* begin *

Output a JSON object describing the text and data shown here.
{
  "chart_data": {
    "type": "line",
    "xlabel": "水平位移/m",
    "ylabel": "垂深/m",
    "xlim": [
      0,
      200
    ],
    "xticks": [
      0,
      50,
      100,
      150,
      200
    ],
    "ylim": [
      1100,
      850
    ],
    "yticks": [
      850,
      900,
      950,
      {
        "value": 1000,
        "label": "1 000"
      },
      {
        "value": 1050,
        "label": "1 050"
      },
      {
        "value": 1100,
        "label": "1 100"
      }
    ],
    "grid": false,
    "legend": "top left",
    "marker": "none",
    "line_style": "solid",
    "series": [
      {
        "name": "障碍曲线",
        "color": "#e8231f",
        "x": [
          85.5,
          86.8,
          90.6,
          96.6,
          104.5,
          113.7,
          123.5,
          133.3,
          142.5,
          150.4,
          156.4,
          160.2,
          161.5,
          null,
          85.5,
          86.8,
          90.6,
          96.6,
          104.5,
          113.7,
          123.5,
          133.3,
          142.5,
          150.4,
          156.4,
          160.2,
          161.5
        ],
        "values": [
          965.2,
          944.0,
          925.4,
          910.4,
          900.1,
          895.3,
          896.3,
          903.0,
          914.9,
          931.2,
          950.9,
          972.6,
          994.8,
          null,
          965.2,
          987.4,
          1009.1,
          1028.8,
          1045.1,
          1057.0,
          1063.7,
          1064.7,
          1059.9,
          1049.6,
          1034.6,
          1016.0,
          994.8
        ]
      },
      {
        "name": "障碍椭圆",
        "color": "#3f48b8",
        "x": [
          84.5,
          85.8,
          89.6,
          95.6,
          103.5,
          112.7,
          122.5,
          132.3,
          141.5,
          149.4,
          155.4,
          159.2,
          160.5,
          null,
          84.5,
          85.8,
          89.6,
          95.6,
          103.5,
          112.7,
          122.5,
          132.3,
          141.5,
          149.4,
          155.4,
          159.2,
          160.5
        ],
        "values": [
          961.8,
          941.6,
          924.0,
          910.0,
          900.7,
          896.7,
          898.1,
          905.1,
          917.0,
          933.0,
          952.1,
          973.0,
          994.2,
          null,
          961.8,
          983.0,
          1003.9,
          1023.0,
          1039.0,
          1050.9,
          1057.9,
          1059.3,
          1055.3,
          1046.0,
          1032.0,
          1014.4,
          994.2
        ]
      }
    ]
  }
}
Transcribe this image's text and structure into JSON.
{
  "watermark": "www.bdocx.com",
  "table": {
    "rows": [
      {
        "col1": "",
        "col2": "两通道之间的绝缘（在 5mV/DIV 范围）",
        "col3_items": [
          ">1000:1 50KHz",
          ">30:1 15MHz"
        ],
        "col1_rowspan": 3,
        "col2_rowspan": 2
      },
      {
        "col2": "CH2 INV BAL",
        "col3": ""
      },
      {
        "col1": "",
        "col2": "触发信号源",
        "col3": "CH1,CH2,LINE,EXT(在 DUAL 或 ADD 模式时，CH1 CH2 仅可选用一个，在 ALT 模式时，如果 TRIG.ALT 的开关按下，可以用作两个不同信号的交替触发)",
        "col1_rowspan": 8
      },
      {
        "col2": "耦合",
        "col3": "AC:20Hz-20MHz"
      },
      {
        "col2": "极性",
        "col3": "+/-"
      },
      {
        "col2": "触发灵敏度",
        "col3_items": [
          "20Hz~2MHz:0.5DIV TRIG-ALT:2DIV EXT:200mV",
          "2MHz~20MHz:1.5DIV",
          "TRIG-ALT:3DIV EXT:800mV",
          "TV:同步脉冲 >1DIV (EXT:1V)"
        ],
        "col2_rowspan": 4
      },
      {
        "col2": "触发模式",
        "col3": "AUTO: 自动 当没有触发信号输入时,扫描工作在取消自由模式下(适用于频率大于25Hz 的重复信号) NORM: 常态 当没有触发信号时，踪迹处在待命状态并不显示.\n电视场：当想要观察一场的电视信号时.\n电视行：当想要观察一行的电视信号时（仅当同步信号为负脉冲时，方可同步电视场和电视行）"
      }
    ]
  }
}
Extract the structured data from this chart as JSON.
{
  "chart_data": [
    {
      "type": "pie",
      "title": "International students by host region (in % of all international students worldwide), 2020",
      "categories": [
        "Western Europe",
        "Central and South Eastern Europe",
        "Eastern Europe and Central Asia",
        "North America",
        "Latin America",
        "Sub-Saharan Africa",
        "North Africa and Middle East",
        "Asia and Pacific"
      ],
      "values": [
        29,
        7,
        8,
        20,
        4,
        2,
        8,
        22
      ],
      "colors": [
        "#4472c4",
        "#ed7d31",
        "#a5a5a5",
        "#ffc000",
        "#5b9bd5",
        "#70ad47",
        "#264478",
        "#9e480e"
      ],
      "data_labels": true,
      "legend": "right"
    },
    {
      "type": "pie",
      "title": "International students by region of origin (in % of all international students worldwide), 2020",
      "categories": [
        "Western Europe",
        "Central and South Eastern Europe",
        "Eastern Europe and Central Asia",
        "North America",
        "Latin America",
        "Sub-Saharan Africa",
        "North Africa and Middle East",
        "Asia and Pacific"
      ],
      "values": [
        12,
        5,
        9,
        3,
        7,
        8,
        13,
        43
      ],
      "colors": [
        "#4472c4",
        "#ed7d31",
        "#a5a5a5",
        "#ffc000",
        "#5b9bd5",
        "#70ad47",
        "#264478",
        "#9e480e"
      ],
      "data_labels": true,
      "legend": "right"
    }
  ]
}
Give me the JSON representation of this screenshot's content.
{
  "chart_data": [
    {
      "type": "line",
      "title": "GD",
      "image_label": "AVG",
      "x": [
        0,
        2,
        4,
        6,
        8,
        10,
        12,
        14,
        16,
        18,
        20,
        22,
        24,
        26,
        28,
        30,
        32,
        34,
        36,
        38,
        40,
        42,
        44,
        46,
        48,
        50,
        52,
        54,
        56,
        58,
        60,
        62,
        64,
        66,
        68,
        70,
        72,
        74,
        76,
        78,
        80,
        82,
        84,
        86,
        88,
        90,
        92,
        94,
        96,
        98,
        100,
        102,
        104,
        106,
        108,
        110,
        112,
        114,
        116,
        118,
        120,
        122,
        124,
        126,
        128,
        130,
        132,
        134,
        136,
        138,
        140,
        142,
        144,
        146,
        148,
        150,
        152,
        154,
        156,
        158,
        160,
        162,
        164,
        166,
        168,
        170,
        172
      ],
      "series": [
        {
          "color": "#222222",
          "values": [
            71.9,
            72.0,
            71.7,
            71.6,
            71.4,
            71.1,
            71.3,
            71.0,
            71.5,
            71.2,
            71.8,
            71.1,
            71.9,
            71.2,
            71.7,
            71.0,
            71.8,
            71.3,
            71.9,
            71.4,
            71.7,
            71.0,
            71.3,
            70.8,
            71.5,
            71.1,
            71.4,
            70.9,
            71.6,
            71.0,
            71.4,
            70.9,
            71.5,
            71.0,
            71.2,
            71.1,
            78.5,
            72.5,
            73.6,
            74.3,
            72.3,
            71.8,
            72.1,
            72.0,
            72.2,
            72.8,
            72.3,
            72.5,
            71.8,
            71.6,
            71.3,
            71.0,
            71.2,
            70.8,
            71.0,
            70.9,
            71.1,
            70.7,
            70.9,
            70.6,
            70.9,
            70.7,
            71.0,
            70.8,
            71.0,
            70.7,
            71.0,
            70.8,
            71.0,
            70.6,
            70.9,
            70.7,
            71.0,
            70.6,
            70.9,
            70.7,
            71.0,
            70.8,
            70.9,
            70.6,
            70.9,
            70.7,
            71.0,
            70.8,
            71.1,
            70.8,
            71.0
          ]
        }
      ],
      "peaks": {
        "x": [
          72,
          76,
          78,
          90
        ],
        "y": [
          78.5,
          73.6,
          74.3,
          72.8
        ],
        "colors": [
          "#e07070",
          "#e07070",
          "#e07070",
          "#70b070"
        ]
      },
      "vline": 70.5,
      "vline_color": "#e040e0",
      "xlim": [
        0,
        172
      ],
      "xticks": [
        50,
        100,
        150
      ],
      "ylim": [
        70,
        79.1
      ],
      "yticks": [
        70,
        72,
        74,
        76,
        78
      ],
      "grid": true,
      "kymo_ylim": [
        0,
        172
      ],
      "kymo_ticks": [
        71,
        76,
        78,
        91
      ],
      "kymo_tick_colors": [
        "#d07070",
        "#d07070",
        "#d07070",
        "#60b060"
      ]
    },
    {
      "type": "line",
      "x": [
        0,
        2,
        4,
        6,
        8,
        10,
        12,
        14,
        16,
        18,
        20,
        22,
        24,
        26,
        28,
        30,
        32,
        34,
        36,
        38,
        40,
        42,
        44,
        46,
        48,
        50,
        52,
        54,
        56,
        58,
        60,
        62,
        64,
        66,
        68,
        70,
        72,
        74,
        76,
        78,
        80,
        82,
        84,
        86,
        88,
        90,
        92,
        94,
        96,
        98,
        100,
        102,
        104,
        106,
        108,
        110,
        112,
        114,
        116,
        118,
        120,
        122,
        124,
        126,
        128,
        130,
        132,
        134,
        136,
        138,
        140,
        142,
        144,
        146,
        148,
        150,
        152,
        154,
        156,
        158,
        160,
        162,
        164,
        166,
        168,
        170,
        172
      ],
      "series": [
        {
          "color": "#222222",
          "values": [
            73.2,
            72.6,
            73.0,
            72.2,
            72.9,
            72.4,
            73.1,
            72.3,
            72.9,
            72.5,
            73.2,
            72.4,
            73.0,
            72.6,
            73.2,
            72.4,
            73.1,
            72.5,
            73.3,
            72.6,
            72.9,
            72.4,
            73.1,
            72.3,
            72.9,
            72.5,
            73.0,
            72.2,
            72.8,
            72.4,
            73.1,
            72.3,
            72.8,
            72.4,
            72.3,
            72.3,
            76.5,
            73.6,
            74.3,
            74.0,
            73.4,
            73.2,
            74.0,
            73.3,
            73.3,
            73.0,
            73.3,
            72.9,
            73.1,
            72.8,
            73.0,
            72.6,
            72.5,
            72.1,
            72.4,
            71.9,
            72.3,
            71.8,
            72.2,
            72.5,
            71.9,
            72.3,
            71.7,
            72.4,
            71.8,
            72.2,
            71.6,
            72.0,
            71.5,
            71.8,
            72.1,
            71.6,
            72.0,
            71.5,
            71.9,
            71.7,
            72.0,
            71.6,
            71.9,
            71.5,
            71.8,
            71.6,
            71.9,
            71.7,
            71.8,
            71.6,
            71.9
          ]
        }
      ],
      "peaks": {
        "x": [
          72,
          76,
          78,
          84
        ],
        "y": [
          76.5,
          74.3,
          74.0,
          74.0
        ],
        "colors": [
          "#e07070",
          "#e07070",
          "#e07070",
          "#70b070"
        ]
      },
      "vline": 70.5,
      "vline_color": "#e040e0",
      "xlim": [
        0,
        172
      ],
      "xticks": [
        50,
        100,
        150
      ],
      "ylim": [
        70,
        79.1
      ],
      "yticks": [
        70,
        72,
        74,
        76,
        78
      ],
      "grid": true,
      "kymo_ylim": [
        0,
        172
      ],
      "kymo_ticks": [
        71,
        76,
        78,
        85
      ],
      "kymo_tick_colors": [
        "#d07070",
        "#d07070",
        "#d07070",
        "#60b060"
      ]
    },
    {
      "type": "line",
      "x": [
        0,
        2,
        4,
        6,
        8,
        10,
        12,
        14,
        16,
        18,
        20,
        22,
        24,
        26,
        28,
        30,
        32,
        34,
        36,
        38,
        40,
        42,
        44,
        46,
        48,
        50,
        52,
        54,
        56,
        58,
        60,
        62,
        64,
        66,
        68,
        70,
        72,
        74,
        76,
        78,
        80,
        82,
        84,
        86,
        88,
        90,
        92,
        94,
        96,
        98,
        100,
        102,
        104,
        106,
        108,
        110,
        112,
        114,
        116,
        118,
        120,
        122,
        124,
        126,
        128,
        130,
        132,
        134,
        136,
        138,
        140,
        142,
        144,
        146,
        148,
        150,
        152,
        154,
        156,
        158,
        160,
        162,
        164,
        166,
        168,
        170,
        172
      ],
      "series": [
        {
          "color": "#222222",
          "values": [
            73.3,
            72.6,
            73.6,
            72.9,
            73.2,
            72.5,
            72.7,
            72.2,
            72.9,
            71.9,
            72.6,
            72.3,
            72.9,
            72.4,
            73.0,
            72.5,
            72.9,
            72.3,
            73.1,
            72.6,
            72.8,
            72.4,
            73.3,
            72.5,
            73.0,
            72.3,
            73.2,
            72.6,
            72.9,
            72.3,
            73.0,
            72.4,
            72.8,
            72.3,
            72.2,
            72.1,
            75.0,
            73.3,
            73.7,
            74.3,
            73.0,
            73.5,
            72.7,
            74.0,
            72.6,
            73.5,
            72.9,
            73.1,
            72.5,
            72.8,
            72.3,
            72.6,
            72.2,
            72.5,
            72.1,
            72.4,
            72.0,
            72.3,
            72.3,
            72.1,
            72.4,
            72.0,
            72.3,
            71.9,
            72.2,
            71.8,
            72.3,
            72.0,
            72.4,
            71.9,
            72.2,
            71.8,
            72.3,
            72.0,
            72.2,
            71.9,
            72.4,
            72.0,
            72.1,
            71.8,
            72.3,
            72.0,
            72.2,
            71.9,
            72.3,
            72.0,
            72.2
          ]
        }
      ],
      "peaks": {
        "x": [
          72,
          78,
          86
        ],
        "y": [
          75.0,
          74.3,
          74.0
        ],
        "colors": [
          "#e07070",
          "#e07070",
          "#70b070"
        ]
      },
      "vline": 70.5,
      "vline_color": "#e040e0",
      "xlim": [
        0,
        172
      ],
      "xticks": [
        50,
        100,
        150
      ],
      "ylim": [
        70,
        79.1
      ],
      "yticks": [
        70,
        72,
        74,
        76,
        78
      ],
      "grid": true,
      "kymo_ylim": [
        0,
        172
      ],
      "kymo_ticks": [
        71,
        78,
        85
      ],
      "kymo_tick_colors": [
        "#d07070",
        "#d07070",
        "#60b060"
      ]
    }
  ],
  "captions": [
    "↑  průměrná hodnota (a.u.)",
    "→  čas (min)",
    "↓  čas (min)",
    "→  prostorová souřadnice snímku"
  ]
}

* end *

WORK TO COMPLETE: Every line in the data that holds "text" should be copied out.

RESULT FOR THIS TASK:
Output a JSON object describing the text and data shown here.
Transcribe this image's text and structure into JSON.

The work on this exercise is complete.